For the copy, please give all of the data again exactly and leave the pictures out.

-- start Task data --

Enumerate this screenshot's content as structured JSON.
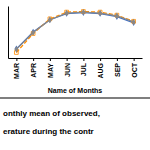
{
  "chart_data": {
    "type": "line",
    "categories": [
      "MAR",
      "APR",
      "MAY",
      "JUN",
      "JUL",
      "AUG",
      "SEP",
      "OCT"
    ],
    "series": [
      {
        "color": "#4472C4",
        "marker": "diamond",
        "line_style": "solid",
        "values": [
          15.0,
          20.5,
          24.5,
          26.5,
          26.8,
          26.5,
          25.5,
          23.5
        ]
      },
      {
        "color": "#FF8C00",
        "marker": "square",
        "line_style": "dashed",
        "values": [
          13.8,
          20.0,
          24.8,
          27.0,
          27.2,
          27.0,
          26.0,
          24.0
        ]
      },
      {
        "color": "#888888",
        "marker": "diamond",
        "line_style": "solid",
        "values": [
          14.8,
          20.3,
          24.4,
          26.7,
          27.0,
          26.7,
          25.8,
          23.8
        ]
      }
    ],
    "x_label": "Name of Months",
    "ylim": [
      12,
      29
    ],
    "tick_labels": "x",
    "grid": false,
    "annotations": [
      "onthly mean of observed,",
      "erature during the contr"
    ]
  }
}
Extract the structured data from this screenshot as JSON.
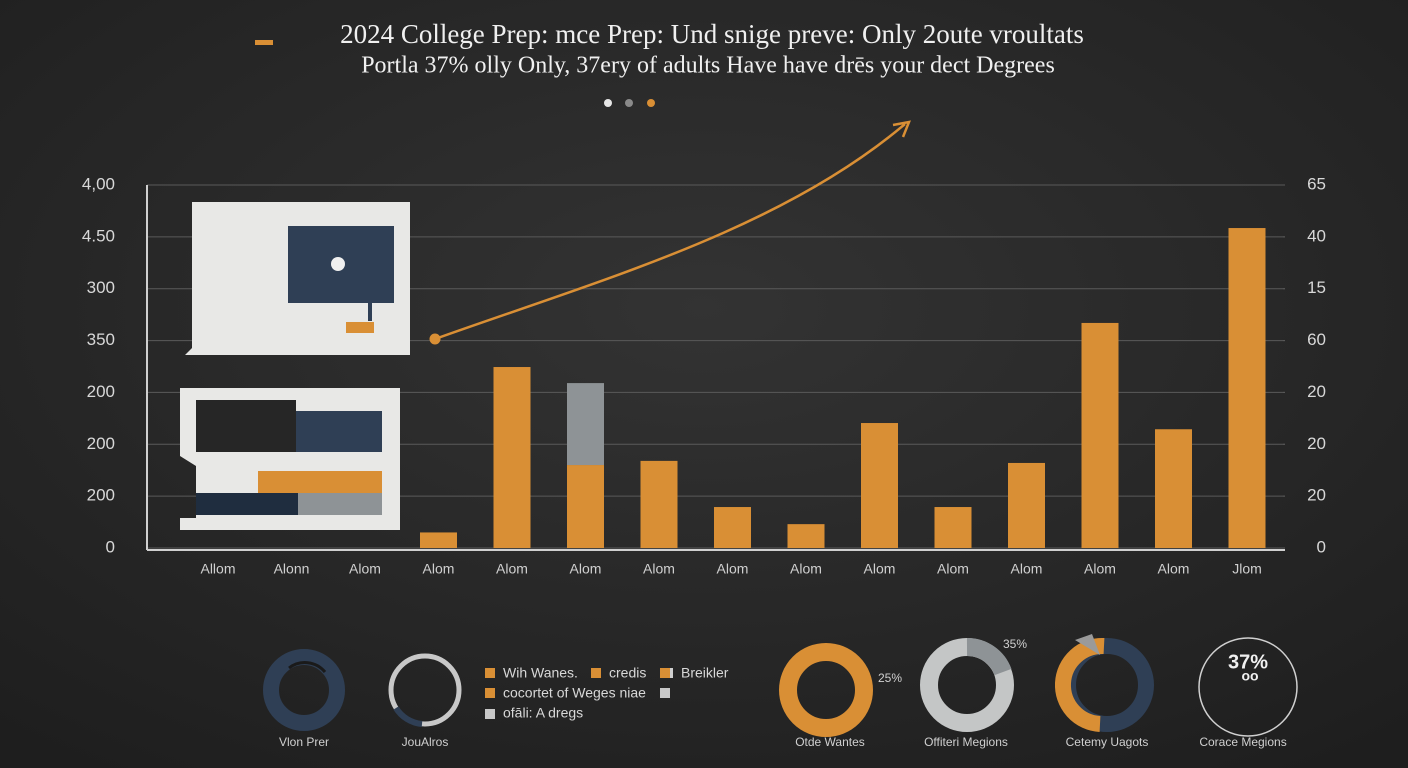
{
  "chart_data": {
    "type": "bar",
    "title": "2024 College Prep: mce Prep: Und snige preve: Only 2oute vroultats",
    "subtitle": "Portla 37% olly Only, 37ery of adults Have  have drēs your dect Degrees",
    "categories": [
      "Allom",
      "Alonn",
      "Alom",
      "Alom",
      "Alom",
      "Alom",
      "Alom",
      "Alom",
      "Alom",
      "Alom",
      "Alom",
      "Alom",
      "Alom",
      "Alom",
      "Jlom"
    ],
    "stacked": true,
    "series": [
      {
        "color": "#d98f35",
        "values": [
          null,
          null,
          null,
          0.3,
          3.49,
          1.6,
          1.68,
          0.79,
          0.46,
          2.41,
          0.79,
          1.64,
          4.34,
          2.29,
          6.17
        ]
      },
      {
        "color": "#8e9396",
        "values": [
          null,
          null,
          null,
          null,
          null,
          1.58,
          null,
          null,
          null,
          null,
          null,
          null,
          null,
          null,
          null
        ]
      }
    ],
    "ylim": [
      0,
      7
    ],
    "yticks": [
      0,
      {
        "value": 1,
        "label": "200"
      },
      {
        "value": 2,
        "label": "200"
      },
      {
        "value": 3,
        "label": "200"
      },
      {
        "value": 4,
        "label": "350"
      },
      {
        "value": 5,
        "label": "300"
      },
      {
        "value": 6,
        "label": "4.50"
      },
      {
        "value": 7,
        "label": "4,00"
      }
    ],
    "y2lim": [
      0,
      7
    ],
    "y2ticks": [
      0,
      {
        "value": 1,
        "label": "20"
      },
      {
        "value": 2,
        "label": "20"
      },
      {
        "value": 3,
        "label": "20"
      },
      {
        "value": 4,
        "label": "60"
      },
      {
        "value": 5,
        "label": "15"
      },
      {
        "value": 6,
        "label": "40"
      },
      {
        "value": 7,
        "label": "65"
      }
    ],
    "grid": true
  },
  "legend": [
    "Wih Wanes.",
    "credis",
    "Breikler",
    "cocortet of Weges niae",
    "ofāli: A dregs"
  ],
  "donuts": [
    {
      "label": "Vlon Prer"
    },
    {
      "label": "JouAlros"
    },
    {
      "label": "Otde Wantes",
      "percent": "25%"
    },
    {
      "label": "Offiteri Megions",
      "percent": "35%"
    },
    {
      "label": "Cetemy Uagots"
    },
    {
      "label": "Corace Megions",
      "percent": "37%",
      "sub": "oo"
    }
  ]
}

-- end Task data --

* Answer for the task *
Enumerate this screenshot's content as structured JSON.
{
  "chart_data": {
    "type": "line",
    "categories": [
      "MAR",
      "APR",
      "MAY",
      "JUN",
      "JUL",
      "AUG",
      "SEP",
      "OCT"
    ],
    "series": [
      {
        "color": "#4472C4",
        "marker": "diamond",
        "line_style": "solid",
        "values": [
          15.0,
          20.5,
          24.5,
          26.5,
          26.8,
          26.5,
          25.5,
          23.5
        ]
      },
      {
        "color": "#FF8C00",
        "marker": "square",
        "line_style": "dashed",
        "values": [
          13.8,
          20.0,
          24.8,
          27.0,
          27.2,
          27.0,
          26.0,
          24.0
        ]
      },
      {
        "color": "#888888",
        "marker": "diamond",
        "line_style": "solid",
        "values": [
          14.8,
          20.3,
          24.4,
          26.7,
          27.0,
          26.7,
          25.8,
          23.8
        ]
      }
    ],
    "x_label": "Name of Months",
    "ylim": [
      12,
      29
    ],
    "tick_labels": "x",
    "grid": false,
    "annotations": [
      "onthly mean of observed,",
      "erature during the contr"
    ]
  }
}
Extract the structured data from this screenshot as JSON.
{
  "chart_data": {
    "type": "bar",
    "title": "2024 College Prep: mce Prep: Und snige preve: Only 2oute vroultats",
    "subtitle": "Portla 37% olly Only, 37ery of adults Have  have drēs your dect Degrees",
    "categories": [
      "Allom",
      "Alonn",
      "Alom",
      "Alom",
      "Alom",
      "Alom",
      "Alom",
      "Alom",
      "Alom",
      "Alom",
      "Alom",
      "Alom",
      "Alom",
      "Alom",
      "Jlom"
    ],
    "stacked": true,
    "series": [
      {
        "color": "#d98f35",
        "values": [
          null,
          null,
          null,
          0.3,
          3.49,
          1.6,
          1.68,
          0.79,
          0.46,
          2.41,
          0.79,
          1.64,
          4.34,
          2.29,
          6.17
        ]
      },
      {
        "color": "#8e9396",
        "values": [
          null,
          null,
          null,
          null,
          null,
          1.58,
          null,
          null,
          null,
          null,
          null,
          null,
          null,
          null,
          null
        ]
      }
    ],
    "ylim": [
      0,
      7
    ],
    "yticks": [
      0,
      {
        "value": 1,
        "label": "200"
      },
      {
        "value": 2,
        "label": "200"
      },
      {
        "value": 3,
        "label": "200"
      },
      {
        "value": 4,
        "label": "350"
      },
      {
        "value": 5,
        "label": "300"
      },
      {
        "value": 6,
        "label": "4.50"
      },
      {
        "value": 7,
        "label": "4,00"
      }
    ],
    "y2lim": [
      0,
      7
    ],
    "y2ticks": [
      0,
      {
        "value": 1,
        "label": "20"
      },
      {
        "value": 2,
        "label": "20"
      },
      {
        "value": 3,
        "label": "20"
      },
      {
        "value": 4,
        "label": "60"
      },
      {
        "value": 5,
        "label": "15"
      },
      {
        "value": 6,
        "label": "40"
      },
      {
        "value": 7,
        "label": "65"
      }
    ],
    "grid": true
  },
  "legend": [
    "Wih Wanes.",
    "credis",
    "Breikler",
    "cocortet of Weges niae",
    "ofāli: A dregs"
  ],
  "donuts": [
    {
      "label": "Vlon Prer"
    },
    {
      "label": "JouAlros"
    },
    {
      "label": "Otde Wantes",
      "percent": "25%"
    },
    {
      "label": "Offiteri Megions",
      "percent": "35%"
    },
    {
      "label": "Cetemy Uagots"
    },
    {
      "label": "Corace Megions",
      "percent": "37%",
      "sub": "oo"
    }
  ]
}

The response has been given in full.